-- Start The data --
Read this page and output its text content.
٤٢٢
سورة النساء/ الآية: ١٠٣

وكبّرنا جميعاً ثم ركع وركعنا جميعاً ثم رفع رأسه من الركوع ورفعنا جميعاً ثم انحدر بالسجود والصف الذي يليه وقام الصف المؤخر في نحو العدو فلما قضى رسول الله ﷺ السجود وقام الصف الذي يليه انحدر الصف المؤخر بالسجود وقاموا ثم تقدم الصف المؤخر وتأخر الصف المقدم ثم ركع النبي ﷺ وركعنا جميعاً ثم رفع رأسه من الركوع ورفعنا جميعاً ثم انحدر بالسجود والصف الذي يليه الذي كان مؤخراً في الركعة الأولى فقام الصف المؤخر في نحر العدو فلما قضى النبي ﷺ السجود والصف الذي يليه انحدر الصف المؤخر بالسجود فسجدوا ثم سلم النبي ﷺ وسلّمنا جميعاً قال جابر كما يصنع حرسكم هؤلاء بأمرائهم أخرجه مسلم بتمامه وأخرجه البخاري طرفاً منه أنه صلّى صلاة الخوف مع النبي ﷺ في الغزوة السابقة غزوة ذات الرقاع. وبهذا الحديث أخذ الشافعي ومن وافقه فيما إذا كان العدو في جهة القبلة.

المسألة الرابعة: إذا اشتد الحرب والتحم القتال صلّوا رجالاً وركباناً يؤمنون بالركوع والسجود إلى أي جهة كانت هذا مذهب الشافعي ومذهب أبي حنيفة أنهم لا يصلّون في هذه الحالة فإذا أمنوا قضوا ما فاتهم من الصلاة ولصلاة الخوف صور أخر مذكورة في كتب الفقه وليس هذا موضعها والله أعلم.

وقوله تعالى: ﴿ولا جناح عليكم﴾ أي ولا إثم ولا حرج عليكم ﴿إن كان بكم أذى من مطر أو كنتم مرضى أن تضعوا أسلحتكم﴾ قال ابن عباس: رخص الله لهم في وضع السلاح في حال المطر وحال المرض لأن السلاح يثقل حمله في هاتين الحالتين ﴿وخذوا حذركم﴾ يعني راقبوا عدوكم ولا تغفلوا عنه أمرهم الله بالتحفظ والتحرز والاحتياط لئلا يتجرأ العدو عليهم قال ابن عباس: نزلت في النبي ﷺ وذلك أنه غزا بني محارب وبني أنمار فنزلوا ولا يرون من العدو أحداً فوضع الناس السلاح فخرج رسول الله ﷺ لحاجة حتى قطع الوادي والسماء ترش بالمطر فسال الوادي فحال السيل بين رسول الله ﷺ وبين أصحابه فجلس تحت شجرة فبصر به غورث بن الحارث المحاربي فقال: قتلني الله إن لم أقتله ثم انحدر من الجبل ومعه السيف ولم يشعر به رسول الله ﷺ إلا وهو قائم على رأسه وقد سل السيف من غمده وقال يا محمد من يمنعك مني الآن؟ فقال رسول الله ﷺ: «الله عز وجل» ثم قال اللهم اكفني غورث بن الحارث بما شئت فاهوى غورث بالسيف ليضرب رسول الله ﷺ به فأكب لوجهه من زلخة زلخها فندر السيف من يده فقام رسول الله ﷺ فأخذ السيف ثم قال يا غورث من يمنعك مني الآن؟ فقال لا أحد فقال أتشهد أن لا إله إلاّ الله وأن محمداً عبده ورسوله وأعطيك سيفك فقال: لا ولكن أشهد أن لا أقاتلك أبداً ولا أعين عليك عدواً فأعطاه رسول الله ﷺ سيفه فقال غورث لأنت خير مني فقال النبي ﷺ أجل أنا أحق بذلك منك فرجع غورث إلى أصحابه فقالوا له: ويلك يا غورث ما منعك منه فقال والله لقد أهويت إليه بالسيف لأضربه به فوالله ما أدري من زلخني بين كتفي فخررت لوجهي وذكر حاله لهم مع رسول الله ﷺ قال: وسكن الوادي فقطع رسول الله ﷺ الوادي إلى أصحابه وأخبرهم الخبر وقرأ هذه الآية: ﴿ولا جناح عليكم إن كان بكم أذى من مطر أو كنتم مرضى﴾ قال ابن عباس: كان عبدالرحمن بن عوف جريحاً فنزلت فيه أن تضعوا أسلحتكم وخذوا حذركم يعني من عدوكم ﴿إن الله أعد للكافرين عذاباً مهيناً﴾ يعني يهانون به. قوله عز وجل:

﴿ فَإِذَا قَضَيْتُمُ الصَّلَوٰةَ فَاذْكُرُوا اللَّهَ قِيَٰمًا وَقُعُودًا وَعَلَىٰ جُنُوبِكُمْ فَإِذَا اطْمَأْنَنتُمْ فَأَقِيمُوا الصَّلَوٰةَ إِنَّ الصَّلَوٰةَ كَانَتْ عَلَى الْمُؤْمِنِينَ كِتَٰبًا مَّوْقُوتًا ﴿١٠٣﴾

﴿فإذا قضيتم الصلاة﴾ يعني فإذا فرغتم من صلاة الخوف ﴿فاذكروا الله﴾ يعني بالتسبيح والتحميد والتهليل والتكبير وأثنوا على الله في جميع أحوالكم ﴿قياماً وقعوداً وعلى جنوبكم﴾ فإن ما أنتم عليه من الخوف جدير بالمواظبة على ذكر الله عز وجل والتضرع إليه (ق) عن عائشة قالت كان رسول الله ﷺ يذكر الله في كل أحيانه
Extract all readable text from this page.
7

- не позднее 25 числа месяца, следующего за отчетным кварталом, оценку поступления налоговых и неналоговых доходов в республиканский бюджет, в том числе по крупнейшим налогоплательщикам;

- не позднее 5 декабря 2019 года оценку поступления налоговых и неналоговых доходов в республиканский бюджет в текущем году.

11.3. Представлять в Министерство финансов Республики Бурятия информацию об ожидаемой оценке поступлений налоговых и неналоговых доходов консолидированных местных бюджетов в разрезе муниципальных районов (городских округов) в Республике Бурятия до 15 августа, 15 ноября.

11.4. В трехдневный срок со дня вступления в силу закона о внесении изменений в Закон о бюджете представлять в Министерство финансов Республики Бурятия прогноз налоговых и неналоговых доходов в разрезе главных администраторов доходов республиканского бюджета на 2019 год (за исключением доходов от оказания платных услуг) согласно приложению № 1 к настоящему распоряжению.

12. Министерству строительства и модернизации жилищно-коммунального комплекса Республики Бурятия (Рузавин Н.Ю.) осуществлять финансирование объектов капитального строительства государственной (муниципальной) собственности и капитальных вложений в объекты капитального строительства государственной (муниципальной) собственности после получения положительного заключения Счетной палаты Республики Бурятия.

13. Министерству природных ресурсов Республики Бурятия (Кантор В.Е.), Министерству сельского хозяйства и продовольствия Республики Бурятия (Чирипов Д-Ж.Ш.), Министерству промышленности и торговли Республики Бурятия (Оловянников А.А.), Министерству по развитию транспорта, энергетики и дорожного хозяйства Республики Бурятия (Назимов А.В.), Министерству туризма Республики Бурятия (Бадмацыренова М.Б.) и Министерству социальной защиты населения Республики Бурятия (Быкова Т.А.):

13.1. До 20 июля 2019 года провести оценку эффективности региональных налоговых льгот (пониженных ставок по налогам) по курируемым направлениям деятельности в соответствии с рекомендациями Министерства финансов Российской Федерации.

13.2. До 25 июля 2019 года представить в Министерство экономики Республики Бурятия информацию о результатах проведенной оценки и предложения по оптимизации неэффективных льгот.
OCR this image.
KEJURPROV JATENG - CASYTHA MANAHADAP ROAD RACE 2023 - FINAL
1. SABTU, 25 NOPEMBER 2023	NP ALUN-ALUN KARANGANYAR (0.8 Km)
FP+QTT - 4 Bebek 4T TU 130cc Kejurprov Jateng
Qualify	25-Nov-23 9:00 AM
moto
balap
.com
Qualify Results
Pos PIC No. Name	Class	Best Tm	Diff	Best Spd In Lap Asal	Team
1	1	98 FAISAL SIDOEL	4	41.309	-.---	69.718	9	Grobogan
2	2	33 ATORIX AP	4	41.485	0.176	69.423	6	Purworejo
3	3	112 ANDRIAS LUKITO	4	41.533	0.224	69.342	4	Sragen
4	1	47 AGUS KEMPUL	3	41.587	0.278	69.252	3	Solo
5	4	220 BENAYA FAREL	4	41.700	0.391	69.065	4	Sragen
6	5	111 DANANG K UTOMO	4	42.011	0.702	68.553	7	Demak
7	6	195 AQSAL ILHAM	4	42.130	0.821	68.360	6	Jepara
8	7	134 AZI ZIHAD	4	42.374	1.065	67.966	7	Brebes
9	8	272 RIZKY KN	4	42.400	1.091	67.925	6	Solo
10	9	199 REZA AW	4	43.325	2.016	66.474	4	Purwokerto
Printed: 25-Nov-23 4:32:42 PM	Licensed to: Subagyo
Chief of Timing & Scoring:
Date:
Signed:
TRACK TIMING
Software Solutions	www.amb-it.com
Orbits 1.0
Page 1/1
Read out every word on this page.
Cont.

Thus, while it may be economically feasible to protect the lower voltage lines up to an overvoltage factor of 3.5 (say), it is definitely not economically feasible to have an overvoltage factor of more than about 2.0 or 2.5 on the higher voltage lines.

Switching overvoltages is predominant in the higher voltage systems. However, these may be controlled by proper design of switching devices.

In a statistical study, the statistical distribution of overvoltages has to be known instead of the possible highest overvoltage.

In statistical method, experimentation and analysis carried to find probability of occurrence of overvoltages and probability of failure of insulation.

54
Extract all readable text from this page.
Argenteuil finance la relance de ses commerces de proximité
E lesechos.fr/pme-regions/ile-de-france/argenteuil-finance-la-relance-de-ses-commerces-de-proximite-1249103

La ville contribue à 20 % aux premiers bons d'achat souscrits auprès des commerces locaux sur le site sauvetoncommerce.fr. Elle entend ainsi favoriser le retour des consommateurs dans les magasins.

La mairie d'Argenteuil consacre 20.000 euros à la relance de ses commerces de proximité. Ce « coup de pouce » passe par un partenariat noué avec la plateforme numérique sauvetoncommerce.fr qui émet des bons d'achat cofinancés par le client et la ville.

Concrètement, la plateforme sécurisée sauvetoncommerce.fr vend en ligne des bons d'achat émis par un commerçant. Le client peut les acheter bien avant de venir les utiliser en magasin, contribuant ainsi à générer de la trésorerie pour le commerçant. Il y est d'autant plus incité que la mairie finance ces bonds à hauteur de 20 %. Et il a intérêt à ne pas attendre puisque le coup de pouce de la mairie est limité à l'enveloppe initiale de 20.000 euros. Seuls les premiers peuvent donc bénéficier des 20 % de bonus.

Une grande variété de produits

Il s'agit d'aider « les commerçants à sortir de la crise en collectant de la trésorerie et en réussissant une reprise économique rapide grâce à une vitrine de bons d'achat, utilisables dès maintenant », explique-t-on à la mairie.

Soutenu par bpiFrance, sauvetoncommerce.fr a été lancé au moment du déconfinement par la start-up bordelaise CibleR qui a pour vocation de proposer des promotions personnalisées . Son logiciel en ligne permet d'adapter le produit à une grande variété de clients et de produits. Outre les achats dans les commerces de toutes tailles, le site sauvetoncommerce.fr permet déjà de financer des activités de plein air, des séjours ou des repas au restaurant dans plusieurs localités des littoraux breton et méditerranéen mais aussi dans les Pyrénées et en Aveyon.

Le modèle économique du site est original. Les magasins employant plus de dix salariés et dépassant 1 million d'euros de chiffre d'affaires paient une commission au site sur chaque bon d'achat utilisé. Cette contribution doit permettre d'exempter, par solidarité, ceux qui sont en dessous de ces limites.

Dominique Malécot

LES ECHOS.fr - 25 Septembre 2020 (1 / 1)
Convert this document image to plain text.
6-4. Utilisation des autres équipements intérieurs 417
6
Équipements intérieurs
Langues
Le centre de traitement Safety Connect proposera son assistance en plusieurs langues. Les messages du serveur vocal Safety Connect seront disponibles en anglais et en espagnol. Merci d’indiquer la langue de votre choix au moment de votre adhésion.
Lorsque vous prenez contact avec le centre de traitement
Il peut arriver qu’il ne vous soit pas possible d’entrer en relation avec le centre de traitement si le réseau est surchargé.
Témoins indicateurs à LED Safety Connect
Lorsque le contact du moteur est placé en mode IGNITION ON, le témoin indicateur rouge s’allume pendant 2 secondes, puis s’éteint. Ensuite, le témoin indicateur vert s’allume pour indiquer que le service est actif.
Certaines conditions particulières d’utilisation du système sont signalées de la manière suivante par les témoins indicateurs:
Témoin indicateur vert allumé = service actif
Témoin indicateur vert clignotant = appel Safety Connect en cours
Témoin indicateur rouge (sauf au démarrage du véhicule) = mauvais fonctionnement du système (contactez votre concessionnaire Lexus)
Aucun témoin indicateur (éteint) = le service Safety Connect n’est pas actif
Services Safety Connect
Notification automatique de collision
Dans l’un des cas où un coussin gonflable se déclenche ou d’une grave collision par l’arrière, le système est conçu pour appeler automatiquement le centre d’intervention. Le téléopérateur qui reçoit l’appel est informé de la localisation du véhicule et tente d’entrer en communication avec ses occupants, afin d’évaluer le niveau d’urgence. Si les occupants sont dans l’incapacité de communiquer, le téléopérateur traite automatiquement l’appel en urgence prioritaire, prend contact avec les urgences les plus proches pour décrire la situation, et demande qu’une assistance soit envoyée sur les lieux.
-- End The data --
## Prompt
Go through the listing above and pull out each line containing the word "Sragen".

## Correct result
3	3	112 ANDRIAS LUKITO	4	41.533	0.224	69.342	4	Sragen
5	4	220 BENAYA FAREL	4	41.700	0.391	69.065	4	Sragen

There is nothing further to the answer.